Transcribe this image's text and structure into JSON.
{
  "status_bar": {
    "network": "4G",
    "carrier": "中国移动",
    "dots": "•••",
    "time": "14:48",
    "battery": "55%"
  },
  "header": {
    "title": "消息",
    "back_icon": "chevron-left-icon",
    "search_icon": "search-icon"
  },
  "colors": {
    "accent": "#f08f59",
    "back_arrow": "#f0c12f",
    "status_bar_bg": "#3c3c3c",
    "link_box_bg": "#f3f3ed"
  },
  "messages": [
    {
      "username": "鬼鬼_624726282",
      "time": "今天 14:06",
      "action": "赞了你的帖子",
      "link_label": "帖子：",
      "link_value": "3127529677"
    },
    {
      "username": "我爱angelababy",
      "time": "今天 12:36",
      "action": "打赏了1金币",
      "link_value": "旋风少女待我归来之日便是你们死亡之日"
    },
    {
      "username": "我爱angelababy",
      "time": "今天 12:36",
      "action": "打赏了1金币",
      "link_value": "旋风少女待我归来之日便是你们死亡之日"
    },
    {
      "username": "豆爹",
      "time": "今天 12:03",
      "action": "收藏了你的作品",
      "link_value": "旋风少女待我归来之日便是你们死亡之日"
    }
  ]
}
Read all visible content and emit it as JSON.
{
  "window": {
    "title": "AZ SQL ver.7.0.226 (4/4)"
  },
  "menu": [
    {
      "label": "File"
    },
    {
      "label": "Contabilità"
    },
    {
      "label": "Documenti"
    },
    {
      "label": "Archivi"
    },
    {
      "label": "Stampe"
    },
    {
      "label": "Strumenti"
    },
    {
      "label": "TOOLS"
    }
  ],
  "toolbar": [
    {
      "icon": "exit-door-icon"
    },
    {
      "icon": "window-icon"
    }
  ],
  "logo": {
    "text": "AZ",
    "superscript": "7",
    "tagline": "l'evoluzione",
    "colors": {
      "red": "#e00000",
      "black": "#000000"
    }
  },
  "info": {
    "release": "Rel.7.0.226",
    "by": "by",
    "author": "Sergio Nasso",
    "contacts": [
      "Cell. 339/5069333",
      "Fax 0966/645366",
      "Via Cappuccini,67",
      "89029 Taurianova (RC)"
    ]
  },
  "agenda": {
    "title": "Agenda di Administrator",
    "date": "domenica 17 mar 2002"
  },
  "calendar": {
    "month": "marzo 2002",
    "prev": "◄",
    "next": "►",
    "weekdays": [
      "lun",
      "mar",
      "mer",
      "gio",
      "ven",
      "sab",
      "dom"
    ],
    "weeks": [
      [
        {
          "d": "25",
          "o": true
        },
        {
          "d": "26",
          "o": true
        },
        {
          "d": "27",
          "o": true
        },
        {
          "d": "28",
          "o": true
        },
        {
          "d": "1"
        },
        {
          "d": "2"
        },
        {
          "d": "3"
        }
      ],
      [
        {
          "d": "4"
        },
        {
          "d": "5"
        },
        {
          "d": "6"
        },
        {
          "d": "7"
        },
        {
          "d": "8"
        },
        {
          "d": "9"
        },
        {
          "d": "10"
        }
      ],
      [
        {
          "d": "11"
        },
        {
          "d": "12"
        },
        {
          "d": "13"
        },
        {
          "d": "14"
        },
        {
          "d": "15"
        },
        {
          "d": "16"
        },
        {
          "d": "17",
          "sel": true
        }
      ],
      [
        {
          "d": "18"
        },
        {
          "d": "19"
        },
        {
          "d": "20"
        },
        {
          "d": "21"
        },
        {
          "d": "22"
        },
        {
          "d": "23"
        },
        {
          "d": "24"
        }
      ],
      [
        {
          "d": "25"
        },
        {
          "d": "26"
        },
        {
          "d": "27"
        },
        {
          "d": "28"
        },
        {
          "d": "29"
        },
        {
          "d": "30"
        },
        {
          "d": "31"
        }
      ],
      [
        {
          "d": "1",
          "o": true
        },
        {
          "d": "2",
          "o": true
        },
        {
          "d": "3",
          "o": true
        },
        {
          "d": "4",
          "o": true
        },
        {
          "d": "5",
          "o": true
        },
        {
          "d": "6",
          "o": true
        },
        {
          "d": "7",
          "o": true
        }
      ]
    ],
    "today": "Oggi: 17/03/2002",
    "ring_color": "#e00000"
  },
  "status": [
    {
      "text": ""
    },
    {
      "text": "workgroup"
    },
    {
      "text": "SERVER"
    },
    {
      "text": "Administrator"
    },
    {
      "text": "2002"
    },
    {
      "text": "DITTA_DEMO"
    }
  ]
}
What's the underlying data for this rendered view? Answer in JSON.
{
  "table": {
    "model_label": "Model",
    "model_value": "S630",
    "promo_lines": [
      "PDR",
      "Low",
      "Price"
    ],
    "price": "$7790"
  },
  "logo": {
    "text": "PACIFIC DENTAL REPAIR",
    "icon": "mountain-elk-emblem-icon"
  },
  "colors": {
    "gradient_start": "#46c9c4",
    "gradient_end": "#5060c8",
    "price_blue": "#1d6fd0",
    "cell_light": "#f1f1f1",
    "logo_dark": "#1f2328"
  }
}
-*-
> TASK DESCRIPTION: Please restate the records in full, word for word.

> SOLUTION FOR THIS PROBLEM:
Transcribe this image's text and structure into JSON.
{
  "status_bar": {
    "network": "4G",
    "carrier": "中国移动",
    "dots": "•••",
    "time": "14:48",
    "battery": "55%"
  },
  "header": {
    "title": "消息",
    "back_icon": "chevron-left-icon",
    "search_icon": "search-icon"
  },
  "colors": {
    "accent": "#f08f59",
    "back_arrow": "#f0c12f",
    "status_bar_bg": "#3c3c3c",
    "link_box_bg": "#f3f3ed"
  },
  "messages": [
    {
      "username": "鬼鬼_624726282",
      "time": "今天 14:06",
      "action": "赞了你的帖子",
      "link_label": "帖子：",
      "link_value": "3127529677"
    },
    {
      "username": "我爱angelababy",
      "time": "今天 12:36",
      "action": "打赏了1金币",
      "link_value": "旋风少女待我归来之日便是你们死亡之日"
    },
    {
      "username": "我爱angelababy",
      "time": "今天 12:36",
      "action": "打赏了1金币",
      "link_value": "旋风少女待我归来之日便是你们死亡之日"
    },
    {
      "username": "豆爹",
      "time": "今天 12:03",
      "action": "收藏了你的作品",
      "link_value": "旋风少女待我归来之日便是你们死亡之日"
    }
  ]
}
Read all visible content and emit it as JSON.
{
  "window": {
    "title": "AZ SQL ver.7.0.226 (4/4)"
  },
  "menu": [
    {
      "label": "File"
    },
    {
      "label": "Contabilità"
    },
    {
      "label": "Documenti"
    },
    {
      "label": "Archivi"
    },
    {
      "label": "Stampe"
    },
    {
      "label": "Strumenti"
    },
    {
      "label": "TOOLS"
    }
  ],
  "toolbar": [
    {
      "icon": "exit-door-icon"
    },
    {
      "icon": "window-icon"
    }
  ],
  "logo": {
    "text": "AZ",
    "superscript": "7",
    "tagline": "l'evoluzione",
    "colors": {
      "red": "#e00000",
      "black": "#000000"
    }
  },
  "info": {
    "release": "Rel.7.0.226",
    "by": "by",
    "author": "Sergio Nasso",
    "contacts": [
      "Cell. 339/5069333",
      "Fax 0966/645366",
      "Via Cappuccini,67",
      "89029 Taurianova (RC)"
    ]
  },
  "agenda": {
    "title": "Agenda di Administrator",
    "date": "domenica 17 mar 2002"
  },
  "calendar": {
    "month": "marzo 2002",
    "prev": "◄",
    "next": "►",
    "weekdays": [
      "lun",
      "mar",
      "mer",
      "gio",
      "ven",
      "sab",
      "dom"
    ],
    "weeks": [
      [
        {
          "d": "25",
          "o": true
        },
        {
          "d": "26",
          "o": true
        },
        {
          "d": "27",
          "o": true
        },
        {
          "d": "28",
          "o": true
        },
        {
          "d": "1"
        },
        {
          "d": "2"
        },
        {
          "d": "3"
        }
      ],
      [
        {
          "d": "4"
        },
        {
          "d": "5"
        },
        {
          "d": "6"
        },
        {
          "d": "7"
        },
        {
          "d": "8"
        },
        {
          "d": "9"
        },
        {
          "d": "10"
        }
      ],
      [
        {
          "d": "11"
        },
        {
          "d": "12"
        },
        {
          "d": "13"
        },
        {
          "d": "14"
        },
        {
          "d": "15"
        },
        {
          "d": "16"
        },
        {
          "d": "17",
          "sel": true
        }
      ],
      [
        {
          "d": "18"
        },
        {
          "d": "19"
        },
        {
          "d": "20"
        },
        {
          "d": "21"
        },
        {
          "d": "22"
        },
        {
          "d": "23"
        },
        {
          "d": "24"
        }
      ],
      [
        {
          "d": "25"
        },
        {
          "d": "26"
        },
        {
          "d": "27"
        },
        {
          "d": "28"
        },
        {
          "d": "29"
        },
        {
          "d": "30"
        },
        {
          "d": "31"
        }
      ],
      [
        {
          "d": "1",
          "o": true
        },
        {
          "d": "2",
          "o": true
        },
        {
          "d": "3",
          "o": true
        },
        {
          "d": "4",
          "o": true
        },
        {
          "d": "5",
          "o": true
        },
        {
          "d": "6",
          "o": true
        },
        {
          "d": "7",
          "o": true
        }
      ]
    ],
    "today": "Oggi: 17/03/2002",
    "ring_color": "#e00000"
  },
  "status": [
    {
      "text": ""
    },
    {
      "text": "workgroup"
    },
    {
      "text": "SERVER"
    },
    {
      "text": "Administrator"
    },
    {
      "text": "2002"
    },
    {
      "text": "DITTA_DEMO"
    }
  ]
}
What's the underlying data for this rendered view? Answer in JSON.
{
  "table": {
    "model_label": "Model",
    "model_value": "S630",
    "promo_lines": [
      "PDR",
      "Low",
      "Price"
    ],
    "price": "$7790"
  },
  "logo": {
    "text": "PACIFIC DENTAL REPAIR",
    "icon": "mountain-elk-emblem-icon"
  },
  "colors": {
    "gradient_start": "#46c9c4",
    "gradient_end": "#5060c8",
    "price_blue": "#1d6fd0",
    "cell_light": "#f1f1f1",
    "logo_dark": "#1f2328"
  }
}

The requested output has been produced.